■ **INSTRUCTIONS FOR THE TASK**
Copy all lines below containing "color".
>> start INFORMATION SHOWN
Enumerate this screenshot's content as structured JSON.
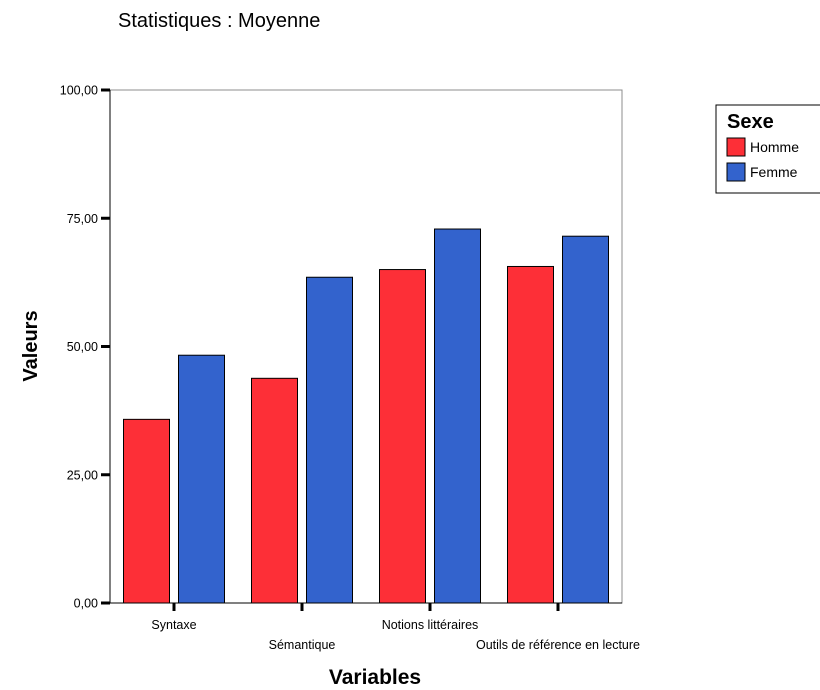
{
  "chart_data": {
    "type": "bar",
    "title": "Statistiques  : Moyenne",
    "xlabel": "Variables",
    "ylabel": "Valeurs",
    "ylim": [
      0,
      100
    ],
    "yticks": [
      0,
      25,
      50,
      75,
      100
    ],
    "ytick_labels": [
      "0,00",
      "25,00",
      "50,00",
      "75,00",
      "100,00"
    ],
    "categories": [
      "Syntaxe",
      "Sémantique",
      "Notions littéraires",
      "Outils de référence en lecture"
    ],
    "series": [
      {
        "name": "Homme",
        "color": "#fd2f37",
        "values": [
          35.8,
          43.8,
          65.0,
          65.6
        ]
      },
      {
        "name": "Femme",
        "color": "#3363cd",
        "values": [
          48.3,
          63.5,
          72.9,
          71.5
        ]
      }
    ],
    "legend": {
      "title": "Sexe",
      "position": "right"
    },
    "grid": false
  }
}
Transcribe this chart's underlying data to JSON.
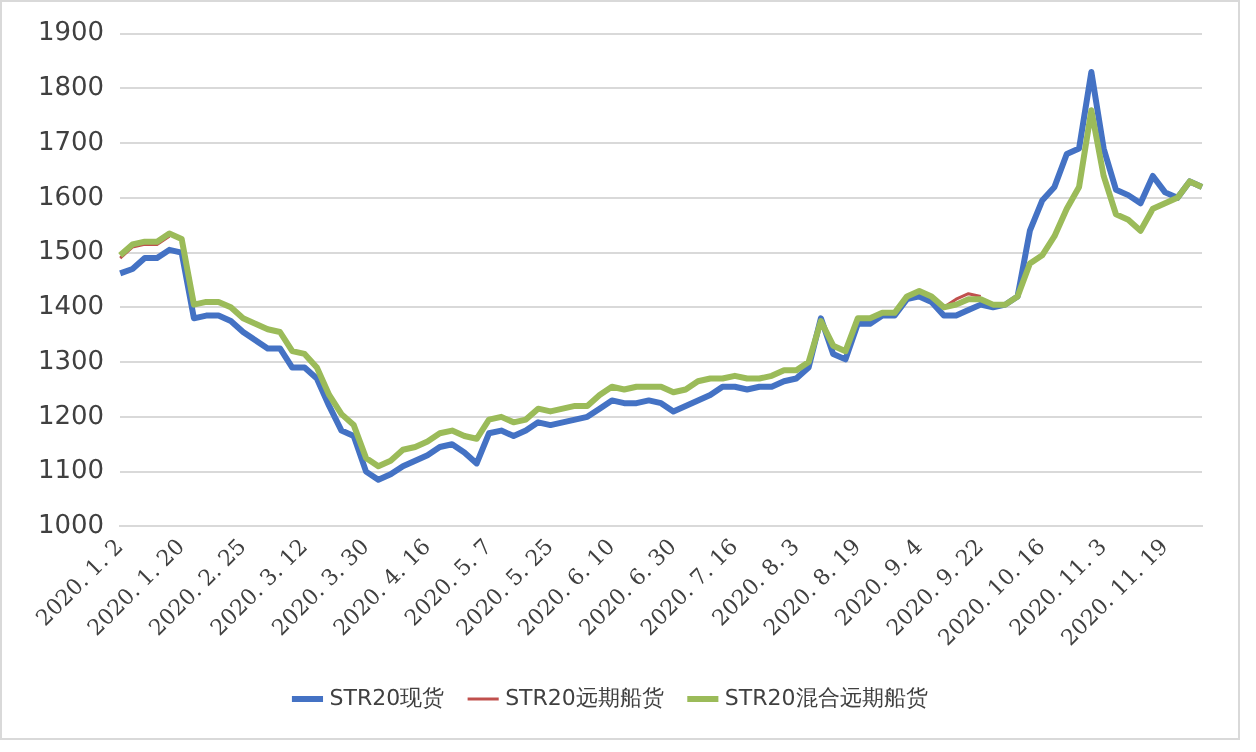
{
  "chart_data": {
    "type": "line",
    "categories": [
      "2020. 1. 2",
      null,
      null,
      null,
      null,
      "2020. 1. 20",
      null,
      null,
      null,
      null,
      "2020. 2. 25",
      null,
      null,
      null,
      null,
      "2020. 3. 12",
      null,
      null,
      null,
      null,
      "2020. 3. 30",
      null,
      null,
      null,
      null,
      "2020. 4. 16",
      null,
      null,
      null,
      null,
      "2020. 5. 7",
      null,
      null,
      null,
      null,
      "2020. 5. 25",
      null,
      null,
      null,
      null,
      "2020. 6. 10",
      null,
      null,
      null,
      null,
      "2020. 6. 30",
      null,
      null,
      null,
      null,
      "2020. 7. 16",
      null,
      null,
      null,
      null,
      "2020. 8. 3",
      null,
      null,
      null,
      null,
      "2020. 8. 19",
      null,
      null,
      null,
      null,
      "2020. 9. 4",
      null,
      null,
      null,
      null,
      "2020. 9. 22",
      null,
      null,
      null,
      null,
      "2020. 10. 16",
      null,
      null,
      null,
      null,
      "2020. 11. 3",
      null,
      null,
      null,
      null,
      "2020. 11. 19",
      null,
      null,
      null
    ],
    "series": [
      {
        "name": "STR20现货",
        "color": "#4472c4",
        "values": [
          1462,
          1470,
          1490,
          1490,
          1505,
          1500,
          1380,
          1385,
          1385,
          1375,
          1355,
          1340,
          1325,
          1325,
          1290,
          1290,
          1270,
          1220,
          1175,
          1165,
          1100,
          1085,
          1095,
          1110,
          1120,
          1130,
          1145,
          1150,
          1135,
          1115,
          1170,
          1175,
          1165,
          1175,
          1190,
          1185,
          1190,
          1195,
          1200,
          1215,
          1230,
          1225,
          1225,
          1230,
          1225,
          1210,
          1220,
          1230,
          1240,
          1255,
          1255,
          1250,
          1255,
          1255,
          1265,
          1270,
          1290,
          1380,
          1315,
          1305,
          1370,
          1370,
          1385,
          1385,
          1415,
          1420,
          1410,
          1385,
          1385,
          1395,
          1405,
          1400,
          1405,
          1420,
          1540,
          1595,
          1620,
          1680,
          1690,
          1830,
          1690,
          1615,
          1605,
          1590,
          1640,
          1610,
          1600,
          1630,
          1620
        ]
      },
      {
        "name": "STR20远期船货",
        "color": "#c0504d",
        "values": [
          1490,
          1510,
          1515,
          1515,
          1530,
          null,
          null,
          null,
          null,
          null,
          null,
          null,
          null,
          null,
          null,
          null,
          null,
          null,
          null,
          null,
          null,
          null,
          null,
          null,
          null,
          null,
          null,
          null,
          null,
          null,
          null,
          null,
          null,
          null,
          null,
          null,
          null,
          null,
          null,
          null,
          null,
          null,
          null,
          null,
          null,
          null,
          null,
          null,
          null,
          null,
          null,
          null,
          null,
          null,
          null,
          null,
          null,
          null,
          null,
          null,
          null,
          null,
          null,
          null,
          null,
          null,
          null,
          1400,
          1415,
          1425,
          1420,
          null,
          null,
          null,
          null,
          null,
          null,
          null,
          null,
          null,
          null,
          null,
          null,
          null,
          null,
          null,
          null,
          null,
          null
        ]
      },
      {
        "name": "STR20混合远期船货",
        "color": "#9bbb59",
        "values": [
          1495,
          1515,
          1520,
          1520,
          1535,
          1525,
          1405,
          1410,
          1410,
          1400,
          1380,
          1370,
          1360,
          1355,
          1320,
          1315,
          1290,
          1240,
          1205,
          1185,
          1125,
          1110,
          1120,
          1140,
          1145,
          1155,
          1170,
          1175,
          1165,
          1160,
          1195,
          1200,
          1190,
          1195,
          1215,
          1210,
          1215,
          1220,
          1220,
          1240,
          1255,
          1250,
          1255,
          1255,
          1255,
          1245,
          1250,
          1265,
          1270,
          1270,
          1275,
          1270,
          1270,
          1275,
          1285,
          1285,
          1300,
          1375,
          1330,
          1320,
          1380,
          1380,
          1390,
          1390,
          1420,
          1430,
          1420,
          1400,
          1405,
          1415,
          1415,
          1405,
          1405,
          1420,
          1480,
          1495,
          1530,
          1580,
          1620,
          1760,
          1640,
          1570,
          1560,
          1540,
          1580,
          1590,
          1600,
          1630,
          1620
        ]
      }
    ],
    "ylim": [
      1000,
      1900
    ],
    "yticks": [
      1000,
      1100,
      1200,
      1300,
      1400,
      1500,
      1600,
      1700,
      1800,
      1900
    ],
    "grid": "y",
    "legend": "bottom",
    "marker": "none",
    "line_style": "solid"
  }
}
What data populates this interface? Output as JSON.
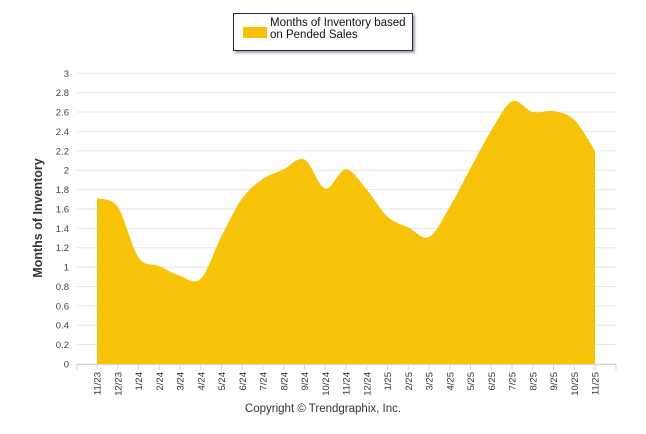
>> end INFORMATION SHOWN
■ **REPLY**
        "color": "#fd2f37",
        "color": "#3363cd",
        "color": "#4472c4",
        "color": "#c0504d",
        "color": "#9bbb59",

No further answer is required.